§ What to produce: Do not carry the pictures over; copy every other part of the entries exactly.

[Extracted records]
-- BEGIN --
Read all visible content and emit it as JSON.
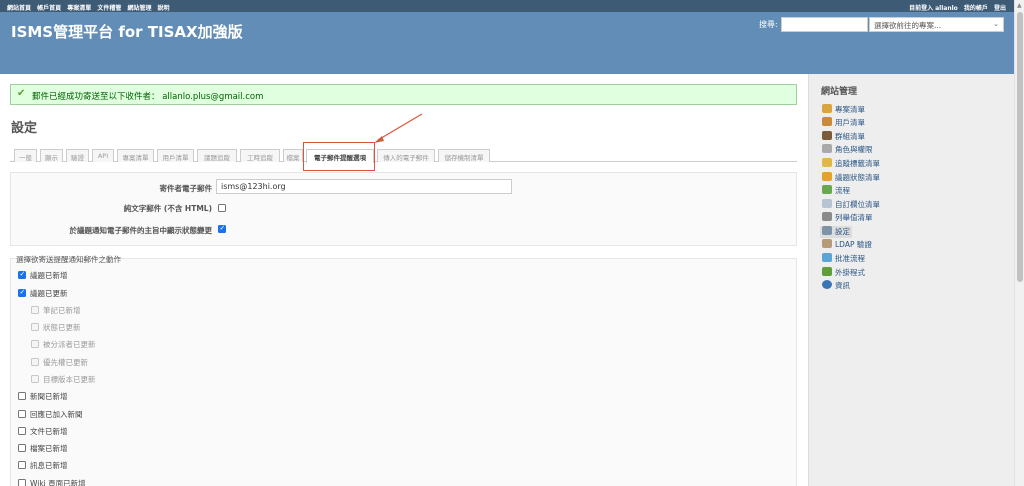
{
  "top_menu": {
    "left_items": [
      "網站首頁",
      "帳戶首頁",
      "專案清單",
      "文件稽管",
      "網站管理",
      "說明"
    ],
    "logged_in_prefix": "目前登入",
    "user": "allanlo",
    "my_account": "我的帳戶",
    "logout": "登出"
  },
  "header": {
    "title": "ISMS管理平台 for TISAX加強版",
    "search_label": "搜尋:",
    "search_value": "",
    "project_select": "選擇欲前往的專案..."
  },
  "flash": {
    "message": "郵件已經成功寄送至以下收件者： allanlo.plus@gmail.com"
  },
  "page": {
    "title": "設定"
  },
  "tabs": [
    {
      "label": "一般",
      "selected": false
    },
    {
      "label": "顯示",
      "selected": false
    },
    {
      "label": "驗證",
      "selected": false
    },
    {
      "label": "API",
      "selected": false
    },
    {
      "label": "專案清單",
      "selected": false
    },
    {
      "label": "用戶清單",
      "selected": false
    },
    {
      "label": "議題追蹤",
      "selected": false
    },
    {
      "label": "工時追蹤",
      "selected": false
    },
    {
      "label": "檔案",
      "selected": false
    },
    {
      "label": "電子郵件提醒選項",
      "selected": true
    },
    {
      "label": "傳入的電子郵件",
      "selected": false
    },
    {
      "label": "儲存機制清單",
      "selected": false
    }
  ],
  "settings": {
    "emission_label": "寄件者電子郵件",
    "emission_value": "isms@123hi.org",
    "plain_text_label": "純文字郵件 (不含 HTML)",
    "plain_text_checked": false,
    "show_status_label": "於議題通知電子郵件的主旨中顯示狀態變更",
    "show_status_checked": true
  },
  "notifications": {
    "legend": "選擇欲寄送提醒通知郵件之動作",
    "items": [
      {
        "label": "議題已新增",
        "checked": true,
        "disabled": false
      },
      {
        "label": "議題已更新",
        "checked": true,
        "disabled": false
      },
      {
        "label": "筆記已新增",
        "checked": false,
        "disabled": true
      },
      {
        "label": "狀態已更新",
        "checked": false,
        "disabled": true
      },
      {
        "label": "被分派者已更新",
        "checked": false,
        "disabled": true
      },
      {
        "label": "優先權已更新",
        "checked": false,
        "disabled": true
      },
      {
        "label": "目標版本已更新",
        "checked": false,
        "disabled": true
      },
      {
        "label": "新聞已新增",
        "checked": false,
        "disabled": false
      },
      {
        "label": "回應已加入新聞",
        "checked": false,
        "disabled": false
      },
      {
        "label": "文件已新增",
        "checked": false,
        "disabled": false
      },
      {
        "label": "檔案已新增",
        "checked": false,
        "disabled": false
      },
      {
        "label": "訊息已新增",
        "checked": false,
        "disabled": false
      },
      {
        "label": "Wiki 頁面已新增",
        "checked": false,
        "disabled": false
      }
    ]
  },
  "sidebar": {
    "title": "網站管理",
    "items": [
      {
        "label": "專案清單",
        "icon": "projects-icon",
        "color": "#d9a441"
      },
      {
        "label": "用戶清單",
        "icon": "user-icon",
        "color": "#c98a3b"
      },
      {
        "label": "群組清單",
        "icon": "group-icon",
        "color": "#7a5c3a"
      },
      {
        "label": "角色與權限",
        "icon": "key-icon",
        "color": "#a9a9a9"
      },
      {
        "label": "追蹤標籤清單",
        "icon": "tracker-icon",
        "color": "#e0b84a"
      },
      {
        "label": "議題狀態清單",
        "icon": "status-icon",
        "color": "#e3a12f"
      },
      {
        "label": "流程",
        "icon": "workflow-icon",
        "color": "#6aa84f"
      },
      {
        "label": "自訂欄位清單",
        "icon": "custom-field-icon",
        "color": "#b7c4d4"
      },
      {
        "label": "列舉值清單",
        "icon": "list-icon",
        "color": "#8a8a8a"
      },
      {
        "label": "設定",
        "icon": "settings-icon",
        "color": "#7f93a8",
        "selected": true
      },
      {
        "label": "LDAP 驗證",
        "icon": "ldap-icon",
        "color": "#b59b7a"
      },
      {
        "label": "批准流程",
        "icon": "approval-icon",
        "color": "#5aa5d6"
      },
      {
        "label": "外掛程式",
        "icon": "plugin-icon",
        "color": "#5f9e3a"
      },
      {
        "label": "資訊",
        "icon": "info-icon",
        "color": "#3b74b5"
      }
    ]
  },
  "colors": {
    "top_menu_bg": "#3e5b76",
    "header_bg": "#628db6",
    "flash_bg": "#dfffdf",
    "sidebar_bg": "#eeeeee",
    "link": "#2a5685",
    "annotation": "#d9583b"
  }
}
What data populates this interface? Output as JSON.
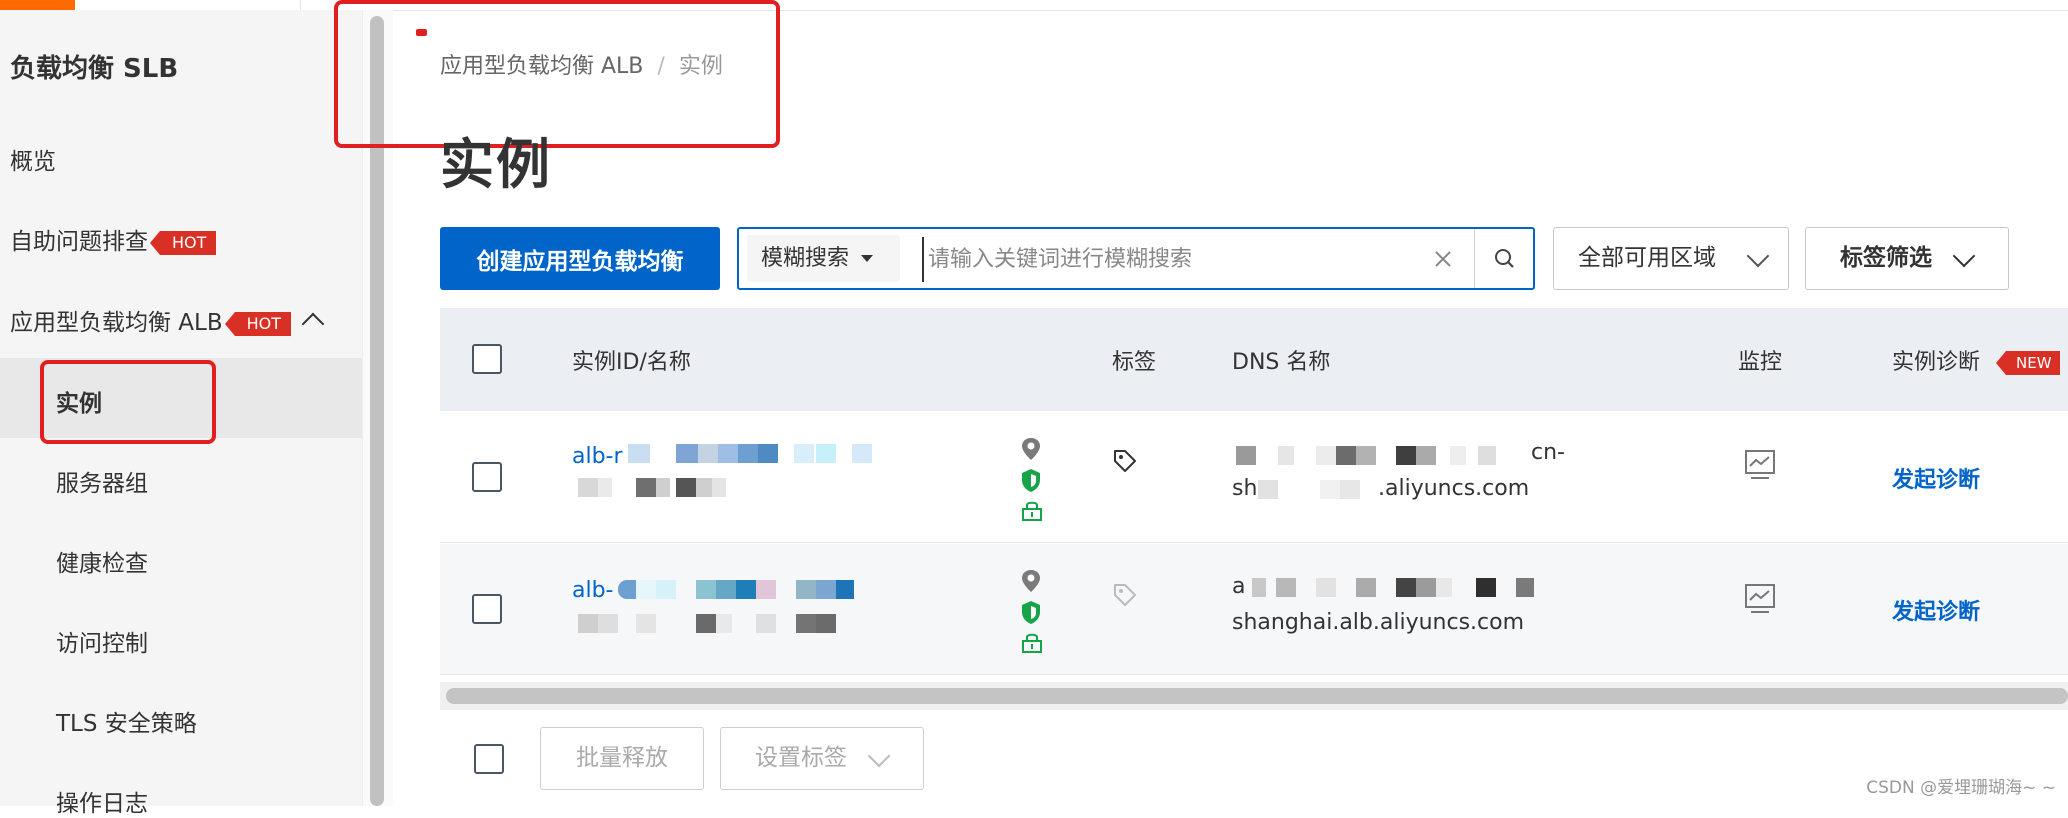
{
  "sidebar": {
    "title": "负载均衡 SLB",
    "items": [
      {
        "label": "概览"
      },
      {
        "label": "自助问题排查",
        "badge": "HOT"
      },
      {
        "label": "应用型负载均衡 ALB",
        "badge": "HOT"
      }
    ],
    "sub_items": [
      {
        "label": "实例",
        "active": true
      },
      {
        "label": "服务器组"
      },
      {
        "label": "健康检查"
      },
      {
        "label": "访问控制"
      },
      {
        "label": "TLS 安全策略"
      },
      {
        "label": "操作日志"
      }
    ]
  },
  "breadcrumb": {
    "parent": "应用型负载均衡 ALB",
    "separator": "/",
    "current": "实例"
  },
  "page_title": "实例",
  "toolbar": {
    "create_button": "创建应用型负载均衡",
    "search_mode": "模糊搜索",
    "search_placeholder": "请输入关键词进行模糊搜索",
    "zone_select": "全部可用区域",
    "tag_filter": "标签筛选"
  },
  "table": {
    "columns": {
      "id_name": "实例ID/名称",
      "tags": "标签",
      "dns": "DNS 名称",
      "monitor": "监控",
      "diagnose": "实例诊断",
      "diagnose_badge": "NEW"
    },
    "rows": [
      {
        "id_prefix": "alb-r",
        "dns_line1_suffix": "cn-",
        "dns_line2_prefix": "sh",
        "dns_line2_suffix": ".aliyuncs.com",
        "action": "发起诊断"
      },
      {
        "id_prefix": "alb-",
        "dns_line1_prefix": "a",
        "dns_line2": "shanghai.alb.aliyuncs.com",
        "action": "发起诊断"
      }
    ]
  },
  "footer": {
    "release_button": "批量释放",
    "tag_button": "设置标签"
  },
  "watermark": "CSDN @爱埋珊瑚海~ ~",
  "colors": {
    "primary": "#0064c8",
    "hot_badge": "#d93026",
    "annotation_red": "#e02020",
    "shield_green": "#16a34a"
  }
}
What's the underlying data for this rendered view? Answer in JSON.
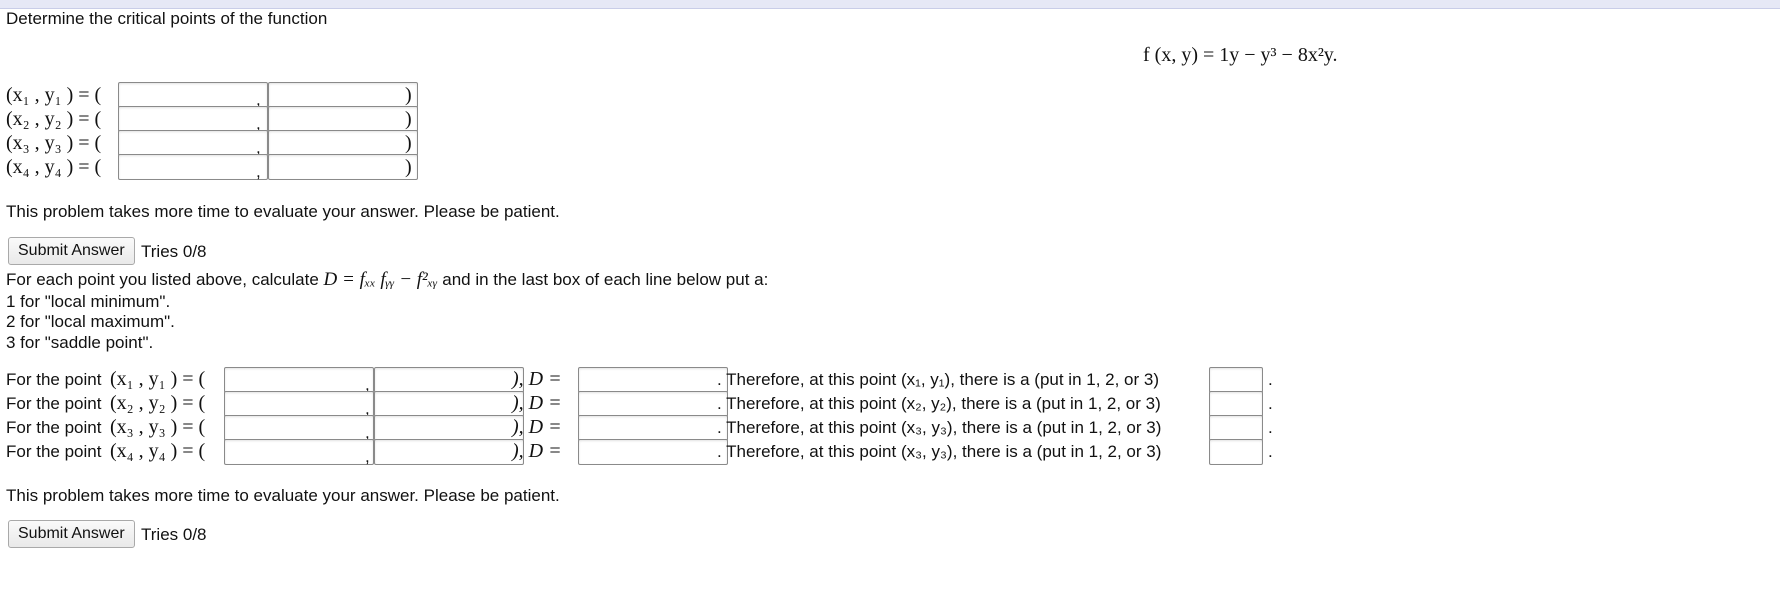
-- END --
§ Answer to this problem:
Read all visible content and emit it as JSON.
{
  "top_menu": {
    "left_items": [
      "網站首頁",
      "帳戶首頁",
      "專案清單",
      "文件稽管",
      "網站管理",
      "說明"
    ],
    "logged_in_prefix": "目前登入",
    "user": "allanlo",
    "my_account": "我的帳戶",
    "logout": "登出"
  },
  "header": {
    "title": "ISMS管理平台 for TISAX加強版",
    "search_label": "搜尋:",
    "search_value": "",
    "project_select": "選擇欲前往的專案..."
  },
  "flash": {
    "message": "郵件已經成功寄送至以下收件者： allanlo.plus@gmail.com"
  },
  "page": {
    "title": "設定"
  },
  "tabs": [
    {
      "label": "一般",
      "selected": false
    },
    {
      "label": "顯示",
      "selected": false
    },
    {
      "label": "驗證",
      "selected": false
    },
    {
      "label": "API",
      "selected": false
    },
    {
      "label": "專案清單",
      "selected": false
    },
    {
      "label": "用戶清單",
      "selected": false
    },
    {
      "label": "議題追蹤",
      "selected": false
    },
    {
      "label": "工時追蹤",
      "selected": false
    },
    {
      "label": "檔案",
      "selected": false
    },
    {
      "label": "電子郵件提醒選項",
      "selected": true
    },
    {
      "label": "傳入的電子郵件",
      "selected": false
    },
    {
      "label": "儲存機制清單",
      "selected": false
    }
  ],
  "settings": {
    "emission_label": "寄件者電子郵件",
    "emission_value": "isms@123hi.org",
    "plain_text_label": "純文字郵件 (不含 HTML)",
    "plain_text_checked": false,
    "show_status_label": "於議題通知電子郵件的主旨中顯示狀態變更",
    "show_status_checked": true
  },
  "notifications": {
    "legend": "選擇欲寄送提醒通知郵件之動作",
    "items": [
      {
        "label": "議題已新增",
        "checked": true,
        "disabled": false
      },
      {
        "label": "議題已更新",
        "checked": true,
        "disabled": false
      },
      {
        "label": "筆記已新增",
        "checked": false,
        "disabled": true
      },
      {
        "label": "狀態已更新",
        "checked": false,
        "disabled": true
      },
      {
        "label": "被分派者已更新",
        "checked": false,
        "disabled": true
      },
      {
        "label": "優先權已更新",
        "checked": false,
        "disabled": true
      },
      {
        "label": "目標版本已更新",
        "checked": false,
        "disabled": true
      },
      {
        "label": "新聞已新增",
        "checked": false,
        "disabled": false
      },
      {
        "label": "回應已加入新聞",
        "checked": false,
        "disabled": false
      },
      {
        "label": "文件已新增",
        "checked": false,
        "disabled": false
      },
      {
        "label": "檔案已新增",
        "checked": false,
        "disabled": false
      },
      {
        "label": "訊息已新增",
        "checked": false,
        "disabled": false
      },
      {
        "label": "Wiki 頁面已新增",
        "checked": false,
        "disabled": false
      }
    ]
  },
  "sidebar": {
    "title": "網站管理",
    "items": [
      {
        "label": "專案清單",
        "icon": "projects-icon",
        "color": "#d9a441"
      },
      {
        "label": "用戶清單",
        "icon": "user-icon",
        "color": "#c98a3b"
      },
      {
        "label": "群組清單",
        "icon": "group-icon",
        "color": "#7a5c3a"
      },
      {
        "label": "角色與權限",
        "icon": "key-icon",
        "color": "#a9a9a9"
      },
      {
        "label": "追蹤標籤清單",
        "icon": "tracker-icon",
        "color": "#e0b84a"
      },
      {
        "label": "議題狀態清單",
        "icon": "status-icon",
        "color": "#e3a12f"
      },
      {
        "label": "流程",
        "icon": "workflow-icon",
        "color": "#6aa84f"
      },
      {
        "label": "自訂欄位清單",
        "icon": "custom-field-icon",
        "color": "#b7c4d4"
      },
      {
        "label": "列舉值清單",
        "icon": "list-icon",
        "color": "#8a8a8a"
      },
      {
        "label": "設定",
        "icon": "settings-icon",
        "color": "#7f93a8",
        "selected": true
      },
      {
        "label": "LDAP 驗證",
        "icon": "ldap-icon",
        "color": "#b59b7a"
      },
      {
        "label": "批准流程",
        "icon": "approval-icon",
        "color": "#5aa5d6"
      },
      {
        "label": "外掛程式",
        "icon": "plugin-icon",
        "color": "#5f9e3a"
      },
      {
        "label": "資訊",
        "icon": "info-icon",
        "color": "#3b74b5"
      }
    ]
  },
  "colors": {
    "top_menu_bg": "#3e5b76",
    "header_bg": "#628db6",
    "flash_bg": "#dfffdf",
    "sidebar_bg": "#eeeeee",
    "link": "#2a5685",
    "annotation": "#d9583b"
  }
}
What data populates this interface? Output as JSON.
{
  "sidebar": {
    "title": "负载均衡 SLB",
    "items": [
      {
        "label": "概览"
      },
      {
        "label": "自助问题排查",
        "badge": "HOT"
      },
      {
        "label": "应用型负载均衡 ALB",
        "badge": "HOT"
      }
    ],
    "sub_items": [
      {
        "label": "实例",
        "active": true
      },
      {
        "label": "服务器组"
      },
      {
        "label": "健康检查"
      },
      {
        "label": "访问控制"
      },
      {
        "label": "TLS 安全策略"
      },
      {
        "label": "操作日志"
      }
    ]
  },
  "breadcrumb": {
    "parent": "应用型负载均衡 ALB",
    "separator": "/",
    "current": "实例"
  },
  "page_title": "实例",
  "toolbar": {
    "create_button": "创建应用型负载均衡",
    "search_mode": "模糊搜索",
    "search_placeholder": "请输入关键词进行模糊搜索",
    "zone_select": "全部可用区域",
    "tag_filter": "标签筛选"
  },
  "table": {
    "columns": {
      "id_name": "实例ID/名称",
      "tags": "标签",
      "dns": "DNS 名称",
      "monitor": "监控",
      "diagnose": "实例诊断",
      "diagnose_badge": "NEW"
    },
    "rows": [
      {
        "id_prefix": "alb-r",
        "dns_line1_suffix": "cn-",
        "dns_line2_prefix": "sh",
        "dns_line2_suffix": ".aliyuncs.com",
        "action": "发起诊断"
      },
      {
        "id_prefix": "alb-",
        "dns_line1_prefix": "a",
        "dns_line2": "shanghai.alb.aliyuncs.com",
        "action": "发起诊断"
      }
    ]
  },
  "footer": {
    "release_button": "批量释放",
    "tag_button": "设置标签"
  },
  "watermark": "CSDN @爱埋珊瑚海~ ~",
  "colors": {
    "primary": "#0064c8",
    "hot_badge": "#d93026",
    "annotation_red": "#e02020",
    "shield_green": "#16a34a"
  }
}
What's the underlying data for this rendered view? Answer in JSON.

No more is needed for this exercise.